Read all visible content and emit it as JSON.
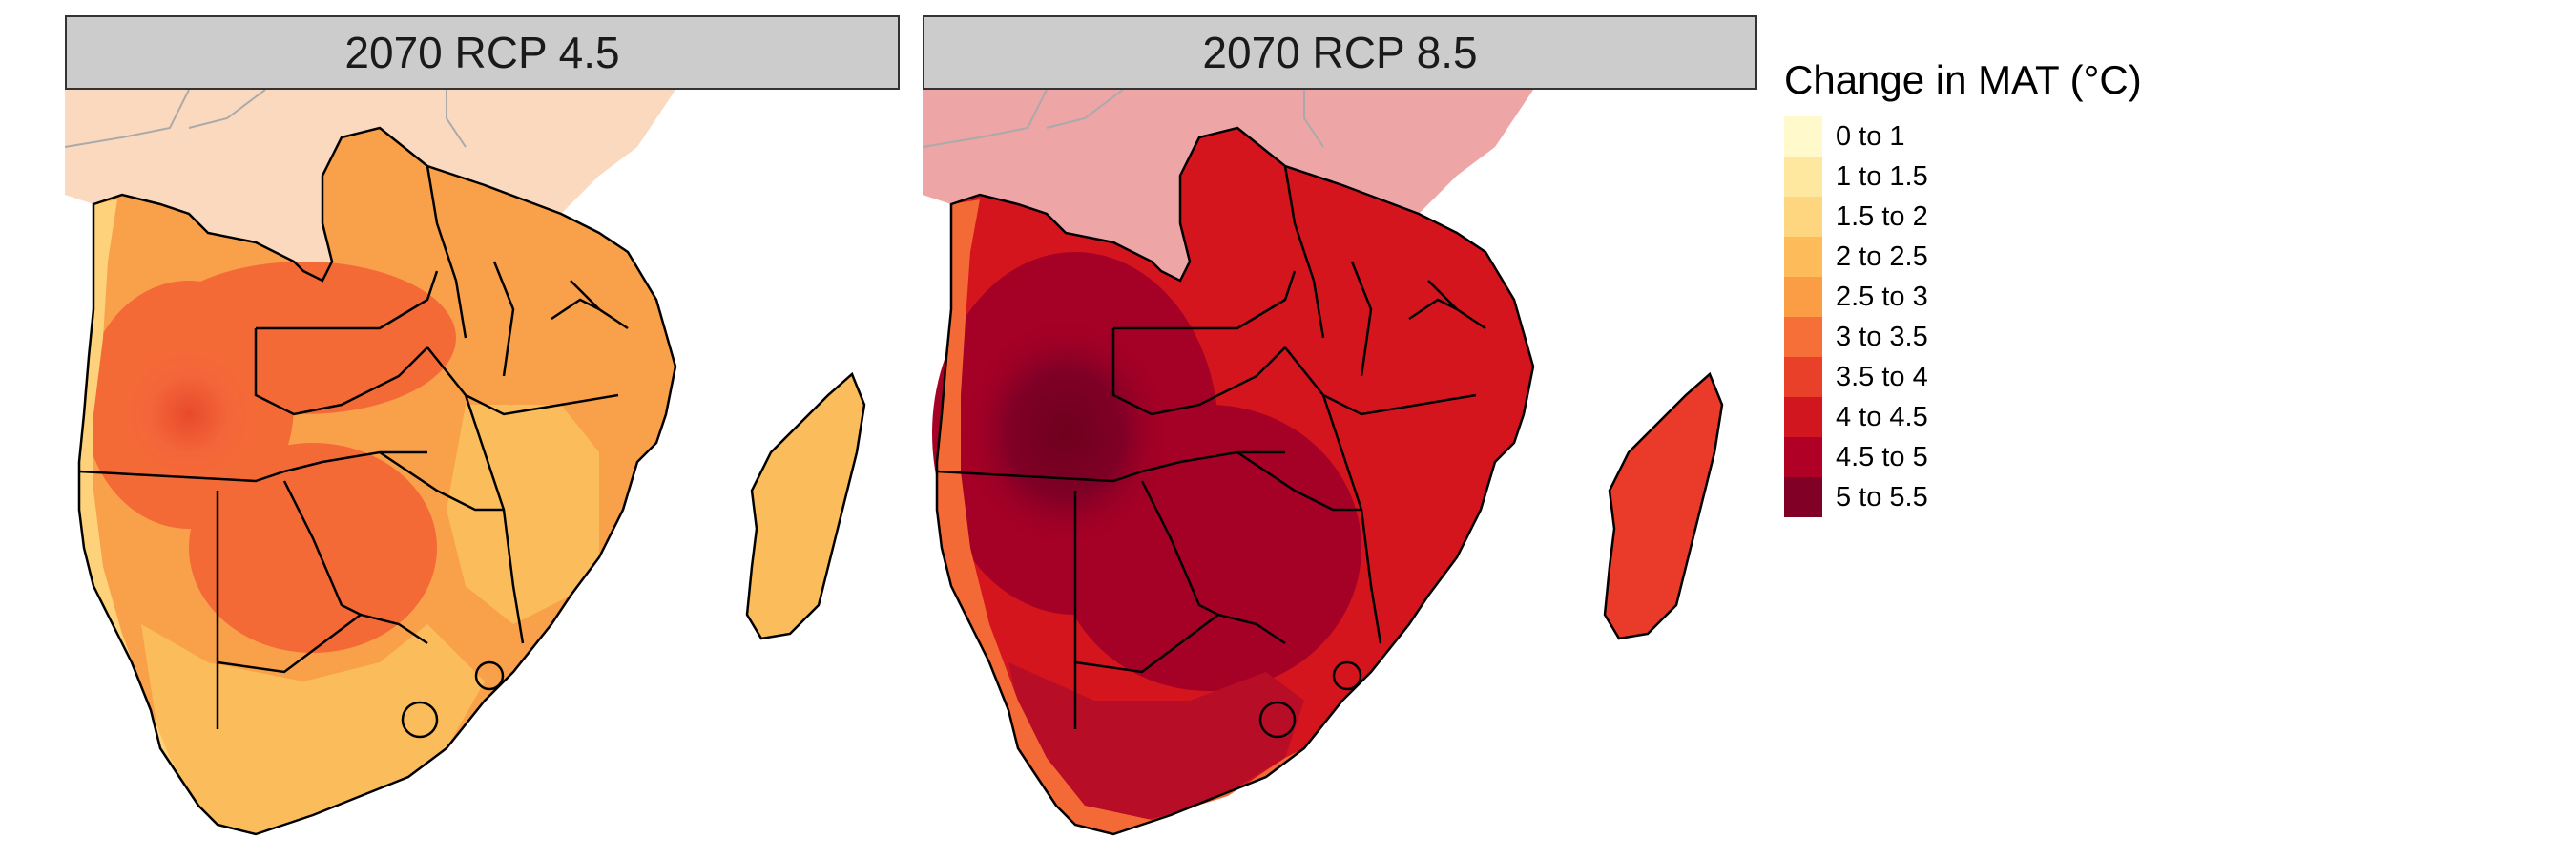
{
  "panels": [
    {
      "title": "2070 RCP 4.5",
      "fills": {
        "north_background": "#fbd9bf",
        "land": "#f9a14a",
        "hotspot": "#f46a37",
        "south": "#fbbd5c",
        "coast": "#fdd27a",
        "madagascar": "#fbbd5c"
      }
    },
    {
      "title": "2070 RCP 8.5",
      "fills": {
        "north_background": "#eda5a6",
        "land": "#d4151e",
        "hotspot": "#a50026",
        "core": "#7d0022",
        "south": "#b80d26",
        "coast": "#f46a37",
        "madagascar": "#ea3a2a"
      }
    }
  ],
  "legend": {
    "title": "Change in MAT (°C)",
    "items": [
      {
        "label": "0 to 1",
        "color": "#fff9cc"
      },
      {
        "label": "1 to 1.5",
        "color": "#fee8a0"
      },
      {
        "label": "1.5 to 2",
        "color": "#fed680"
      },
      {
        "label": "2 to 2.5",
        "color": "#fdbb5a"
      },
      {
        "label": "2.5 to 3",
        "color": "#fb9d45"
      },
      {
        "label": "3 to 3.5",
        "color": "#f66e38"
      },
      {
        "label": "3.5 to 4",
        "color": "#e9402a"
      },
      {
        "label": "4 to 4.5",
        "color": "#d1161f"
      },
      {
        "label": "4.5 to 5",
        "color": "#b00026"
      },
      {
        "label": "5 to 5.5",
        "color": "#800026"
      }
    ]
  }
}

──────

How many of the lines in the listing above hold the word "color"? Report only that figure.

10